Il a tué le secret bancaire suisse. Un crime commis en bande organisée au sein de l’OCDE, l’organisation qui regroupe les pays les plus riches de la planète. Pascal Saint-Amans est sans doute le haut-fonctionnaire français qui connaît le mieux les arcanes passés et présents de la place financière helvétique. C’est pour cela que, depuis son départ du Département de politique fiscale de l’OCDE, l’université de Lausanne l’a embauché au sein de son centre en droit public, en tant que professeur. Son job? Enseigner la «réputation fiscale». Il conseille aussi les entreprises au sein d’un cabinet réputé. Mais attention, pas pour contourner les règles internationales en matière d’impôts, mais pour mieux les respecter et s’y conformer.
L’homme que les banquiers privés suisses ont longtemps détesté, jusqu’à l’abandon officiel du secret bancaire par le Conseil fédéral en 2009 suivi de l’entrée en vigueur de l’échange automatique de renseignements bancaires en 2017, est donc très bien placé pour juger la nouvelle traque aux ultra-riches lancée par le gouvernement français. La Suisse se retrouve en effet de nouveau pointée du doigt. Avec cette question: comment éviter que le passé remonte à la surface? Il nous répond avec son livre en main: «Paradis fiscaux, comment on a changé le cours de l’histoire» (Ed. Seuil).
Pascal Saint-Amans, le secret bancaire helvétique a été abandonné il y a bientôt quinze ans. Or, vu de France, la Suisse est encore accusée et montrée du doigt pour sa tolérance envers la fraude fiscale. Cela va-t-il s’arrêter un jour?
Pas pour le moment. Que voulez-vous faire contre l’incrédulité de la population, alimentée par les raccourcis politiques toujours faciles? Nous vivons, vous le savez bien, dans une époque de théories du complot. Les inégalités de revenus et de patrimoines sont insupportables aux yeux d’une bonne partie de la population, surtout en France. On veut des coupables. Désolé pour ça, mais la Suisse reste vue, par beaucoup de Français, comme un refuge de fraudeurs fiscaux. Même sans secret bancaire.

◆ Liste ◆
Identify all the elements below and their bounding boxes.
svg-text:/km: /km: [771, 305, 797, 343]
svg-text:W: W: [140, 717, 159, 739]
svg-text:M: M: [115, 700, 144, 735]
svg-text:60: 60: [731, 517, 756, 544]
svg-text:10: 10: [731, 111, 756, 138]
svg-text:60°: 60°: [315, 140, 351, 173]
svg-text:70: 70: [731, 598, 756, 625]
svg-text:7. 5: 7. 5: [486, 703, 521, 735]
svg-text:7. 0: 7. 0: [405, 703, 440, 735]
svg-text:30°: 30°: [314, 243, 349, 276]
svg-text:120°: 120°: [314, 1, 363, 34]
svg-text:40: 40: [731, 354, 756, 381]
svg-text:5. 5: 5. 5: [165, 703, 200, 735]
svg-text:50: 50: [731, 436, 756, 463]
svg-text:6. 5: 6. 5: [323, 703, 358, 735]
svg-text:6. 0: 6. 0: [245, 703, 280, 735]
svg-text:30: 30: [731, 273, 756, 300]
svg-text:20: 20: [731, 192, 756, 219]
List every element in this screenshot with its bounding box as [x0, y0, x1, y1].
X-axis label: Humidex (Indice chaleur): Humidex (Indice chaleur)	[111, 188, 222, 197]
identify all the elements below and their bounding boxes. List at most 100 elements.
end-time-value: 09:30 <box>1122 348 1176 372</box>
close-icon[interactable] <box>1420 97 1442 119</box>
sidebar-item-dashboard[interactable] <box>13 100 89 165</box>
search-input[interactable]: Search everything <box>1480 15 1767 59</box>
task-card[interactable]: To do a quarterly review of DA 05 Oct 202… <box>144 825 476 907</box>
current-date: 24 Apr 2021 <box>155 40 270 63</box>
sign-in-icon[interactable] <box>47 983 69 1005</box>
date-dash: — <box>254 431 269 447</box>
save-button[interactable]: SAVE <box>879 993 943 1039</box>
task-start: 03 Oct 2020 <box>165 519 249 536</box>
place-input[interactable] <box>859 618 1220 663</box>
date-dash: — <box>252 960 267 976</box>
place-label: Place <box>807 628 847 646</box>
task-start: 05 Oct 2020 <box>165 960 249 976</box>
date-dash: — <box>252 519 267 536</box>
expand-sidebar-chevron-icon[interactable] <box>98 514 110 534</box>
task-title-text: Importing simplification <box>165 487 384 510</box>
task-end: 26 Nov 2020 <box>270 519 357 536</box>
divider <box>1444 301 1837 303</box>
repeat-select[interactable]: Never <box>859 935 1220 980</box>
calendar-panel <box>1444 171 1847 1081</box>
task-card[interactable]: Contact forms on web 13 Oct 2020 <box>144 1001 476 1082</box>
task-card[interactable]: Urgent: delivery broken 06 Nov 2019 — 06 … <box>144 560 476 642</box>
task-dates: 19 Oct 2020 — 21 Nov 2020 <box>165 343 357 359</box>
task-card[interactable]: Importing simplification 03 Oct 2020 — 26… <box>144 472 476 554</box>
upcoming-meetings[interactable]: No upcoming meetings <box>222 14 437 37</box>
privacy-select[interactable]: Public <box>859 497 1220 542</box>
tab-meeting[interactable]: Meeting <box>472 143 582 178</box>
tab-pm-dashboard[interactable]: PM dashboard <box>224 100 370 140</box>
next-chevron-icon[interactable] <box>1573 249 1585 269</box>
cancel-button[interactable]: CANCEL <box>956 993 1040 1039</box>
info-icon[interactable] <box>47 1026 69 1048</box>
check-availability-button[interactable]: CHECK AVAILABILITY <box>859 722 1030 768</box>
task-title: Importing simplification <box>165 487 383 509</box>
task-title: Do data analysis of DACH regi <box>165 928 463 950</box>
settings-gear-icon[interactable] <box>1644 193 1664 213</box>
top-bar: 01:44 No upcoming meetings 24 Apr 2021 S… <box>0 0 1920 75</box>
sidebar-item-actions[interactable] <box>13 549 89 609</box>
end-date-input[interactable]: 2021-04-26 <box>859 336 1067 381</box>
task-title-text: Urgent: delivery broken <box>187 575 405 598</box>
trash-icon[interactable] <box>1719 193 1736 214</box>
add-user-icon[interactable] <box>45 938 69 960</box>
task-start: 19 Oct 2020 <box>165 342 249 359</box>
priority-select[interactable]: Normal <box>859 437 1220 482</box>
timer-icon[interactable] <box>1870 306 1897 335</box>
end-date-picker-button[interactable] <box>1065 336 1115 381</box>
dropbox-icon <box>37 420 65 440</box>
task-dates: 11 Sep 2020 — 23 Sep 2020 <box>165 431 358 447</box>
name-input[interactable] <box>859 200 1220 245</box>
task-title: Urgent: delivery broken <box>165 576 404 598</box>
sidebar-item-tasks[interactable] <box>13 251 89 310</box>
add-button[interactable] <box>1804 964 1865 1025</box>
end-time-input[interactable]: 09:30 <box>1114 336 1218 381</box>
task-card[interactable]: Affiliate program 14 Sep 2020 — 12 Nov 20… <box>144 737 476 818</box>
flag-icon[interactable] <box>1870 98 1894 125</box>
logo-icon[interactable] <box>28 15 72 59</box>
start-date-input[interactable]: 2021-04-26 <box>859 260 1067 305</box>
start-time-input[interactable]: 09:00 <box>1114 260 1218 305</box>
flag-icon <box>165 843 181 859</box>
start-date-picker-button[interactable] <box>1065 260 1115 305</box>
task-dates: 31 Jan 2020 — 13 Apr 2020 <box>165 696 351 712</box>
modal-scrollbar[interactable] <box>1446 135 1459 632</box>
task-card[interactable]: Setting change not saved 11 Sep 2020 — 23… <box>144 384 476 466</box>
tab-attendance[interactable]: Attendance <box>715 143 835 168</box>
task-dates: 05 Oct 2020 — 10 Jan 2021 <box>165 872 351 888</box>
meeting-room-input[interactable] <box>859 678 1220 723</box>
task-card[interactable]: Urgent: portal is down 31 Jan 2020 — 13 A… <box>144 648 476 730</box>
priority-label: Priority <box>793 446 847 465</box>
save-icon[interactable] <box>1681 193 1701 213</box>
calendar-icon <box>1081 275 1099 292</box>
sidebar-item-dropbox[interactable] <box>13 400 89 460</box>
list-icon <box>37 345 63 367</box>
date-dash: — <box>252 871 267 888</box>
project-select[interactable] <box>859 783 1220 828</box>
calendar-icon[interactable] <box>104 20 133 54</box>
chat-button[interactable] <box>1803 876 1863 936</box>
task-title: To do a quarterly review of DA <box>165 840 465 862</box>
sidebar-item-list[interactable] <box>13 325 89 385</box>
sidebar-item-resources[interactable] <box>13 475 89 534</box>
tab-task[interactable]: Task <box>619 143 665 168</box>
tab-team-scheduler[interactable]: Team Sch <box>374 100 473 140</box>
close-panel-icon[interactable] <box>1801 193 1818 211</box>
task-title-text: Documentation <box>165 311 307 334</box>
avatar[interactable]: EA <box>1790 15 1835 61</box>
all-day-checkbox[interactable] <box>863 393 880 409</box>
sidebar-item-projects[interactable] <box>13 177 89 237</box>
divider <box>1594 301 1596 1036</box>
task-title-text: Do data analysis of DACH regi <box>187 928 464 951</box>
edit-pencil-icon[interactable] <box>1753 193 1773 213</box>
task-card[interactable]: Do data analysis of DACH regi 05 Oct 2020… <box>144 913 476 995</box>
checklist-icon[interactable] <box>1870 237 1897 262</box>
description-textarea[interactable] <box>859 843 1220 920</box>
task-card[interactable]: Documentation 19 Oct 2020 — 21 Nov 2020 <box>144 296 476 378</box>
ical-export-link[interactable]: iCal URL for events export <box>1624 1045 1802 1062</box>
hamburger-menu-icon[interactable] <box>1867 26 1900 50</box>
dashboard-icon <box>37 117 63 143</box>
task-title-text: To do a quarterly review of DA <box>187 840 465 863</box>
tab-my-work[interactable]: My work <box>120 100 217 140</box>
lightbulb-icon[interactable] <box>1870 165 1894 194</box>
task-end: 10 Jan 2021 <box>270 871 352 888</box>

◆ Consigne donnée ◆
Recopiez mot pour mot le passage de l'entretien compris entre « Pascal Saint-Amans, le » et « s’arrêter un jour? », bornes incluses. Les lignes ne sont d'aucune utilité ici.

◆ Réponse ◆
Pascal Saint-Amans, le secret bancaire helvétique a été abandonné il y a bientôt quinze ans. Or, vu de France, la Suisse est encore accusée et montrée du doigt pour sa tolérance envers la fraude fiscale. Cela va-t-il s’arrêter un jour?